◆ Written instruction:
Return the entries below verbatim. Pictures stay out.

◆ Provided data:
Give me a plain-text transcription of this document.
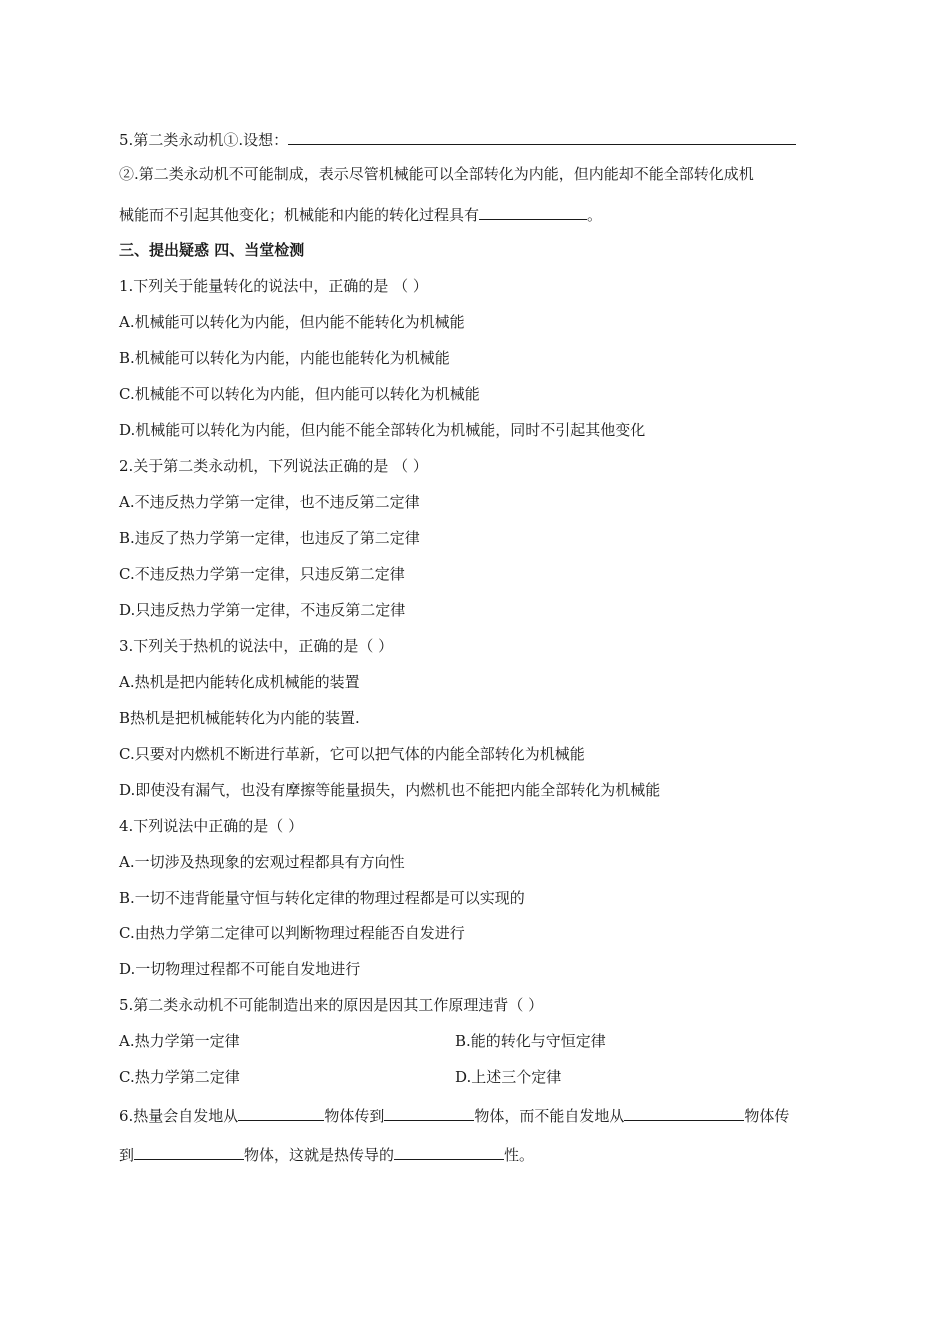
5.第二类永动机①.设想：
②.第二类永动机不可能制成，表示尽管机械能可以全部转化为内能，但内能却不能全部转化成机
械能而不引起其他变化；机械能和内能的转化过程具有	。
三、提出疑惑 四、当堂检测
1.下列关于能量转化的说法中，正确的是 （ ）
A.机械能可以转化为内能，但内能不能转化为机械能
B.机械能可以转化为内能，内能也能转化为机械能
C.机械能不可以转化为内能，但内能可以转化为机械能
D.机械能可以转化为内能，但内能不能全部转化为机械能，同时不引起其他变化
2.关于第二类永动机，下列说法正确的是 （ ）
A.不违反热力学第一定律，也不违反第二定律
B.违反了热力学第一定律，也违反了第二定律
C.不违反热力学第一定律，只违反第二定律
D.只违反热力学第一定律，不违反第二定律
3.下列关于热机的说法中，正确的是（ ）
A.热机是把内能转化成机械能的装置
B热机是把机械能转化为内能的装置.
C.只要对内燃机不断进行革新，它可以把气体的内能全部转化为机械能
D.即使没有漏气，也没有摩擦等能量损失，内燃机也不能把内能全部转化为机械能
4.下列说法中正确的是（ ）
A.一切涉及热现象的宏观过程都具有方向性
B.一切不违背能量守恒与转化定律的物理过程都是可以实现的
C.由热力学第二定律可以判断物理过程能否自发进行
D.一切物理过程都不可能自发地进行
5.第二类永动机不可能制造出来的原因是因其工作原理违背（ ）
A.热力学第一定律	B.能的转化与守恒定律
C.热力学第二定律	D.上述三个定律
6.热量会自发地从	物体传到	物体，而不能自发地从	物体传
到	物体，这就是热传导的	性。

◆ Answer for this exercise:
Give me a plain-text transcription of this document.
5.第二类永动机①.设想：
②.第二类永动机不可能制成，表示尽管机械能可以全部转化为内能，但内能却不能全部转化成机
械能而不引起其他变化；机械能和内能的转化过程具有	。
三、提出疑惑 四、当堂检测
1.下列关于能量转化的说法中，正确的是 （ ）
A.机械能可以转化为内能，但内能不能转化为机械能
B.机械能可以转化为内能，内能也能转化为机械能
C.机械能不可以转化为内能，但内能可以转化为机械能
D.机械能可以转化为内能，但内能不能全部转化为机械能，同时不引起其他变化
2.关于第二类永动机，下列说法正确的是 （ ）
A.不违反热力学第一定律，也不违反第二定律
B.违反了热力学第一定律，也违反了第二定律
C.不违反热力学第一定律，只违反第二定律
D.只违反热力学第一定律，不违反第二定律
3.下列关于热机的说法中，正确的是（ ）
A.热机是把内能转化成机械能的装置
B热机是把机械能转化为内能的装置.
C.只要对内燃机不断进行革新，它可以把气体的内能全部转化为机械能
D.即使没有漏气，也没有摩擦等能量损失，内燃机也不能把内能全部转化为机械能
4.下列说法中正确的是（ ）
A.一切涉及热现象的宏观过程都具有方向性
B.一切不违背能量守恒与转化定律的物理过程都是可以实现的
C.由热力学第二定律可以判断物理过程能否自发进行
D.一切物理过程都不可能自发地进行
5.第二类永动机不可能制造出来的原因是因其工作原理违背（ ）
A.热力学第一定律	B.能的转化与守恒定律
C.热力学第二定律	D.上述三个定律
6.热量会自发地从	物体传到	物体，而不能自发地从	物体传
到	物体，这就是热传导的	性。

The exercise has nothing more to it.